Written instruction: Lines containing the string "structured" are to be collected in full.

Data entries:
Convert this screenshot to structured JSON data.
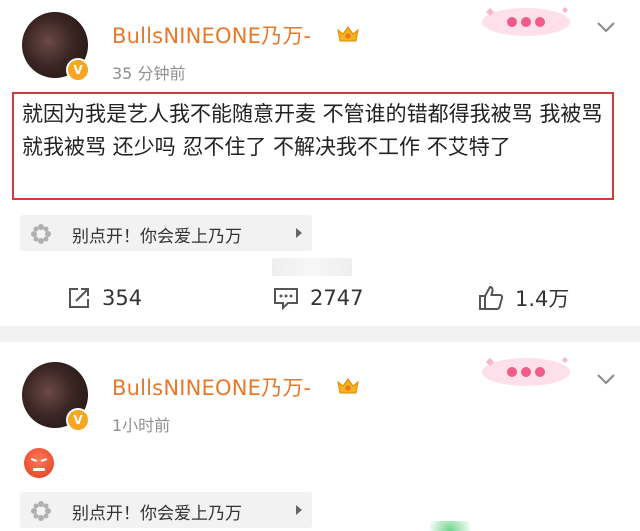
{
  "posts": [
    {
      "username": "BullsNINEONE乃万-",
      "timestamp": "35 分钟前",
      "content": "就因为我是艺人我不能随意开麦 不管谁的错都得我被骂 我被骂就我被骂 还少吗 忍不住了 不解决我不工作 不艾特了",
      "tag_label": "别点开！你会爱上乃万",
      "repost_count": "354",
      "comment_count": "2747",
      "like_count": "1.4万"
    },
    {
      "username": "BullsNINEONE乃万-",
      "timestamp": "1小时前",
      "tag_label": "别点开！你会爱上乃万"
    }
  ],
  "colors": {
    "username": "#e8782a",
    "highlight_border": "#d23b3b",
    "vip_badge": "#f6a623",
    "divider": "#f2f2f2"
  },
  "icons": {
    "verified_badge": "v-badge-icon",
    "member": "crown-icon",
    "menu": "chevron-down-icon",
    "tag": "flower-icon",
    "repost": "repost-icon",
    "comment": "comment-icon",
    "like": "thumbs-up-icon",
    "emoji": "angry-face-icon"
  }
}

* * *

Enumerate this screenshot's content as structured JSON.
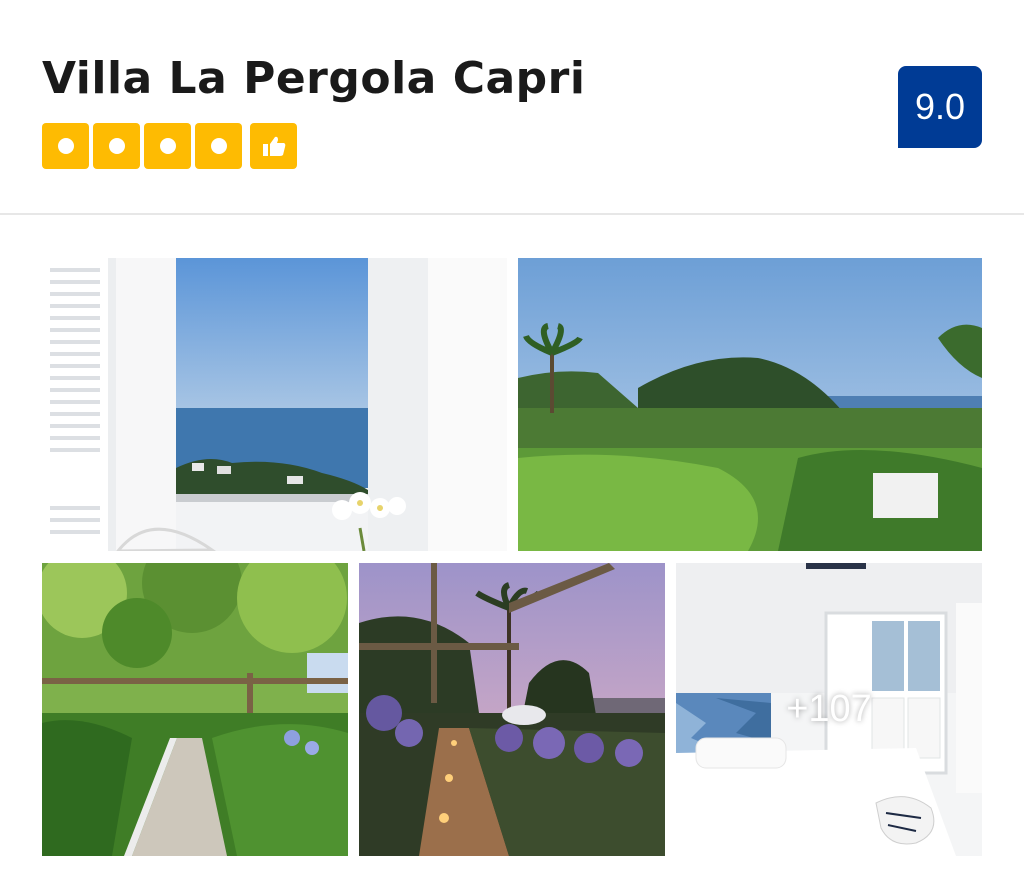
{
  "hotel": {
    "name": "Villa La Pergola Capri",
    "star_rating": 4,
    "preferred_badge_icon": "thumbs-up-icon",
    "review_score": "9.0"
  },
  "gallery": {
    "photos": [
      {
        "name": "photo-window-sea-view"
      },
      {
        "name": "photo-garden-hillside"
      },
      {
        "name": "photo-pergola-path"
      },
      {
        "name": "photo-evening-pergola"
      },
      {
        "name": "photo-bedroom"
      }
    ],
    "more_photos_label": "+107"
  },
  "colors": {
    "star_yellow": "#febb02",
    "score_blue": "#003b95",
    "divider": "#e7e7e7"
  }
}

==

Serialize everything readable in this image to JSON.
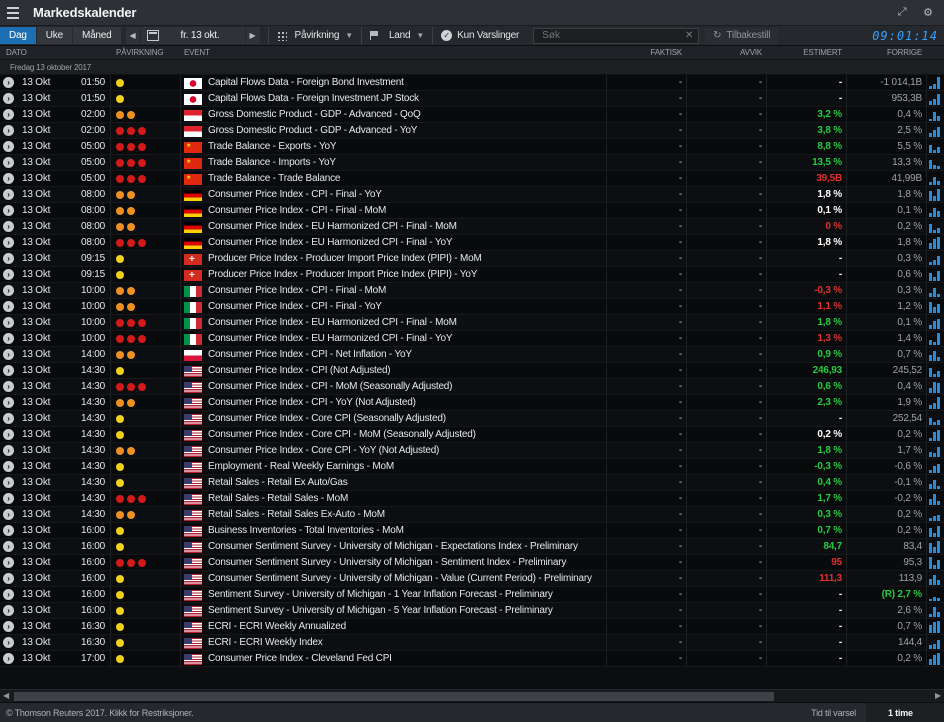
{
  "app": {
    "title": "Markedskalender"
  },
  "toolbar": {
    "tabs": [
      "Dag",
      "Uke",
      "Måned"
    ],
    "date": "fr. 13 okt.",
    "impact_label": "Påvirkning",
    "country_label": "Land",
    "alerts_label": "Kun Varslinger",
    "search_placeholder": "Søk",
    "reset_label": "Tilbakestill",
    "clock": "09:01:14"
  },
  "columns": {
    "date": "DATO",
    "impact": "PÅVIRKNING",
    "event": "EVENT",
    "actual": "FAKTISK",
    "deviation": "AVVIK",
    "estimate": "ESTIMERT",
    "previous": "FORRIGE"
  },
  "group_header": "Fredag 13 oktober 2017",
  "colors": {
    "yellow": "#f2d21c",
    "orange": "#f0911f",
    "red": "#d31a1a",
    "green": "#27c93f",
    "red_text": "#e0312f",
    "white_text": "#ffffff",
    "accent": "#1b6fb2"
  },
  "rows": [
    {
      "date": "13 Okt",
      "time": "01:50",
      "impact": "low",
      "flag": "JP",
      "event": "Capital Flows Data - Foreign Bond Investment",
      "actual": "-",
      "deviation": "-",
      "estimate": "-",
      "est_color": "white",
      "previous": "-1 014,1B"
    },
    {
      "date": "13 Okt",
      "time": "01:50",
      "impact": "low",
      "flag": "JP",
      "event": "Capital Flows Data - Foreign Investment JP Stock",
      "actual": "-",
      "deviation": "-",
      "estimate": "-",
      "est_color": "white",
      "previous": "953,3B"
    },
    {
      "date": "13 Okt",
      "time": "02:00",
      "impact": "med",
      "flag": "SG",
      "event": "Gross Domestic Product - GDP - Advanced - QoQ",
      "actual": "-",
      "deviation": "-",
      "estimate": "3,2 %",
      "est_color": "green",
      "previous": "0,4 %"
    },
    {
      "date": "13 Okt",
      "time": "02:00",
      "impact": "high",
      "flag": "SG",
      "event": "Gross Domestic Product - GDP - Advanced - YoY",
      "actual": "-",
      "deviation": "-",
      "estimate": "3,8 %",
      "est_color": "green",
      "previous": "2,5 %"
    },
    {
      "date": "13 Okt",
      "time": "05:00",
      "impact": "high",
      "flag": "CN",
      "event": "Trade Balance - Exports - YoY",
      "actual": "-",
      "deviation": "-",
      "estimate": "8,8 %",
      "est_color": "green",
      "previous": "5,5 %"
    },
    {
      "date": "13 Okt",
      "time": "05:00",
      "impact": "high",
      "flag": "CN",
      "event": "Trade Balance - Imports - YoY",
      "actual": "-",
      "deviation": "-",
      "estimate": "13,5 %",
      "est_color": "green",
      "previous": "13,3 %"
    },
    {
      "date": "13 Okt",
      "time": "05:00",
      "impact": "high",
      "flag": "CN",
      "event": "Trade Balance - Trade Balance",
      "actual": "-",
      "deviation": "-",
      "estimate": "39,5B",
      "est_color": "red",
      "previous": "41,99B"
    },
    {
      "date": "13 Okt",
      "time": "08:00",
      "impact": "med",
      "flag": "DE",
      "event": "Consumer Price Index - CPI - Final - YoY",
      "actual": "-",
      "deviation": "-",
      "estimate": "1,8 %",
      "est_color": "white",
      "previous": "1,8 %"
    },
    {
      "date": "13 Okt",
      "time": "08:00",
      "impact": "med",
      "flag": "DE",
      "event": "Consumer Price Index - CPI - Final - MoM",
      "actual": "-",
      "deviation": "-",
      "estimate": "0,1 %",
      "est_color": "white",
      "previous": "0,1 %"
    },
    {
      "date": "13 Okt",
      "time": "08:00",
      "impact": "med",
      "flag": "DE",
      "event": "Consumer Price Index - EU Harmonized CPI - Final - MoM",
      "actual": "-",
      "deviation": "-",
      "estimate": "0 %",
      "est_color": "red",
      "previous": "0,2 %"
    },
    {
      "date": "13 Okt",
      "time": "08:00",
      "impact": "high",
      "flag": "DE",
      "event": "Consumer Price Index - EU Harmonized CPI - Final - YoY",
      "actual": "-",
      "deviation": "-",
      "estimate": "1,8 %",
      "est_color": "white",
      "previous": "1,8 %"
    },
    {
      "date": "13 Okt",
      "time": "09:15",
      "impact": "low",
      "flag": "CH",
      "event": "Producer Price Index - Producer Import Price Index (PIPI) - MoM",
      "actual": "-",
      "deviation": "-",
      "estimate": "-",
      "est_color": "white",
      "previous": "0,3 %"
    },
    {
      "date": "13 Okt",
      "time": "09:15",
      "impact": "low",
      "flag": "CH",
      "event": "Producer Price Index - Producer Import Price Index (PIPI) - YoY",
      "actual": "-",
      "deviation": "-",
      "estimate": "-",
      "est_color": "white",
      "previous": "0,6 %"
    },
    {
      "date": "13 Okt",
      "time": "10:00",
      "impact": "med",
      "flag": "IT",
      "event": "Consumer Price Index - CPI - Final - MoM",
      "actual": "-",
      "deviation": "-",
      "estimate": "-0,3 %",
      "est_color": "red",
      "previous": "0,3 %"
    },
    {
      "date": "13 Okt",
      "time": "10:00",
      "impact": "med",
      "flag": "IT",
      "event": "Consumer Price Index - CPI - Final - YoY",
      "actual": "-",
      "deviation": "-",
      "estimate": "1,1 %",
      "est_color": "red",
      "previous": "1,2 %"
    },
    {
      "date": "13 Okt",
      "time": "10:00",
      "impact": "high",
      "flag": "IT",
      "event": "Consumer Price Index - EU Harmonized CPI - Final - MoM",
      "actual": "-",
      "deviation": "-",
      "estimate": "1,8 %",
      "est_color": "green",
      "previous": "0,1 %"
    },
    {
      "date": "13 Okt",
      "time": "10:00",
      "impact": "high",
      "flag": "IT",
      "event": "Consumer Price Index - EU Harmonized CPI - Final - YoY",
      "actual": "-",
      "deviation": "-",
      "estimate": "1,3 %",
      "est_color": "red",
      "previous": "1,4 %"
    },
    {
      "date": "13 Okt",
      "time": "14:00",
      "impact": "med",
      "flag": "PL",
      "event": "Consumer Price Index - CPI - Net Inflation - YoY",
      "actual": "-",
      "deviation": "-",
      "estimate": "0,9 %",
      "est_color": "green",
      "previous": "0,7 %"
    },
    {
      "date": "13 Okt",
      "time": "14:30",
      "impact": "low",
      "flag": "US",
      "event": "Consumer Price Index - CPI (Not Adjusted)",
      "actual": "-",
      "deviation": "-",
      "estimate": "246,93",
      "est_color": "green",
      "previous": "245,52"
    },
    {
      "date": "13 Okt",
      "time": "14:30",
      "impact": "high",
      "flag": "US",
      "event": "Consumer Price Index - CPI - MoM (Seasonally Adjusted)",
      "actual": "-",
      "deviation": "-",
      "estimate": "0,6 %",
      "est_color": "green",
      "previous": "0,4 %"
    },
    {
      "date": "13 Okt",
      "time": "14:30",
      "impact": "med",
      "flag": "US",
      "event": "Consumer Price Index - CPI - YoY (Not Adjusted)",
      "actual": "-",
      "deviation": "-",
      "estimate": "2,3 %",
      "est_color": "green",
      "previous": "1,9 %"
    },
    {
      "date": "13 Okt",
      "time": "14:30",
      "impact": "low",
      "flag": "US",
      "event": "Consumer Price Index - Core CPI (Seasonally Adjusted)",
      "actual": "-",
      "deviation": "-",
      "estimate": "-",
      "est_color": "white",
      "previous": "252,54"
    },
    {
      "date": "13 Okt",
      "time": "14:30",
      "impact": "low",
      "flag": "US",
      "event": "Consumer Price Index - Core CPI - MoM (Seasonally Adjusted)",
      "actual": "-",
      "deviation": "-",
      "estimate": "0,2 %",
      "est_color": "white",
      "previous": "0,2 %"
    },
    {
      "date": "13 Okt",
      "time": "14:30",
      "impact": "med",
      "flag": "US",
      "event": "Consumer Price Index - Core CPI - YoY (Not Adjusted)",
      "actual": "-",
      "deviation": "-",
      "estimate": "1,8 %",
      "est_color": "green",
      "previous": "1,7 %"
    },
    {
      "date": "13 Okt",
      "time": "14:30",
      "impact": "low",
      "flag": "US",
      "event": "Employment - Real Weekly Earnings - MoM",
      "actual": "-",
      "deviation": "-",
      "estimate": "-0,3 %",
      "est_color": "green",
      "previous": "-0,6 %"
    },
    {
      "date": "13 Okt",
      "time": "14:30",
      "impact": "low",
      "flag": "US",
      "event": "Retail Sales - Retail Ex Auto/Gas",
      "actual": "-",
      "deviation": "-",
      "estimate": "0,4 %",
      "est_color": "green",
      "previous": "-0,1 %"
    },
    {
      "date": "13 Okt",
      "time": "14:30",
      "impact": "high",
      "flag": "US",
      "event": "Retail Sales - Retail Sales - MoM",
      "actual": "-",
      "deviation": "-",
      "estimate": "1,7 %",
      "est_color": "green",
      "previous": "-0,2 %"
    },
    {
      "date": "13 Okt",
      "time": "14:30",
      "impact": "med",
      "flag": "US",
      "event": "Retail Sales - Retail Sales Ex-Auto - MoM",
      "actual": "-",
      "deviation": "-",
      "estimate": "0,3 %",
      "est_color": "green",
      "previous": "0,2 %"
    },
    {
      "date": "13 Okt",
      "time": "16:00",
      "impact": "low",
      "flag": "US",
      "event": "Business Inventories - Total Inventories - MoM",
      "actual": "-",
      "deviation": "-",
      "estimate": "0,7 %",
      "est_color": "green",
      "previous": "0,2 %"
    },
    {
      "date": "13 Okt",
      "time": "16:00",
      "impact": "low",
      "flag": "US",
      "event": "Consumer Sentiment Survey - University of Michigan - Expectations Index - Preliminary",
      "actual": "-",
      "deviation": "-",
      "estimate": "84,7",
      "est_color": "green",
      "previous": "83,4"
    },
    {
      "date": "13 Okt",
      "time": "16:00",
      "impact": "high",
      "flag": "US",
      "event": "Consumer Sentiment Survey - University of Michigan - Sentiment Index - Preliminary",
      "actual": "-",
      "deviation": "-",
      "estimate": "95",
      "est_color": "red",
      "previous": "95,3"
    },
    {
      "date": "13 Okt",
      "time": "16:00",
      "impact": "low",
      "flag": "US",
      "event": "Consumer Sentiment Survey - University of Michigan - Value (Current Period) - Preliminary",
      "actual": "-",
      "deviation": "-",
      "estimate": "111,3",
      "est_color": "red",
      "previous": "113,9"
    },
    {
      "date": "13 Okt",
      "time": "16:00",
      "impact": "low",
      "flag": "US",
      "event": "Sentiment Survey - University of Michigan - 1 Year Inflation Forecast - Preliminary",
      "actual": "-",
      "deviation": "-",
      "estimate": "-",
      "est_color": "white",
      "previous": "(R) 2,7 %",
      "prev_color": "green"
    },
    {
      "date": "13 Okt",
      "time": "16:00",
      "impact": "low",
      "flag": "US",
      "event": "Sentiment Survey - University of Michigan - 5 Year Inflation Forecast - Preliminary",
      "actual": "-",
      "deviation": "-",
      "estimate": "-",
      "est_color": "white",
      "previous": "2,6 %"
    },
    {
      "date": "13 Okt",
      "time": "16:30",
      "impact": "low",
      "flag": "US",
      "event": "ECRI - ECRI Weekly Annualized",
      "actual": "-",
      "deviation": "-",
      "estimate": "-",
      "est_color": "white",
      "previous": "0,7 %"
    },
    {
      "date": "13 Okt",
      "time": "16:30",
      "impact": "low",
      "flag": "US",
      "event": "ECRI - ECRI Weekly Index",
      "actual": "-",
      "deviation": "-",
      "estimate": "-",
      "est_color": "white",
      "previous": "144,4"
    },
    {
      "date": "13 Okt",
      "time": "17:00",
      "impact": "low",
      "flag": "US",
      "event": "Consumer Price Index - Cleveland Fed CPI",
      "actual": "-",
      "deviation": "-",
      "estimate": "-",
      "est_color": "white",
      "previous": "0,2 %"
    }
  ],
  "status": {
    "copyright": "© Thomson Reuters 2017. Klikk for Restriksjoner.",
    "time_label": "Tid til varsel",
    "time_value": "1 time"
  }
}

Answer to the exercise:
Convert this screenshot to structured JSON data.
Enumerate this screenshot's content as structured JSON.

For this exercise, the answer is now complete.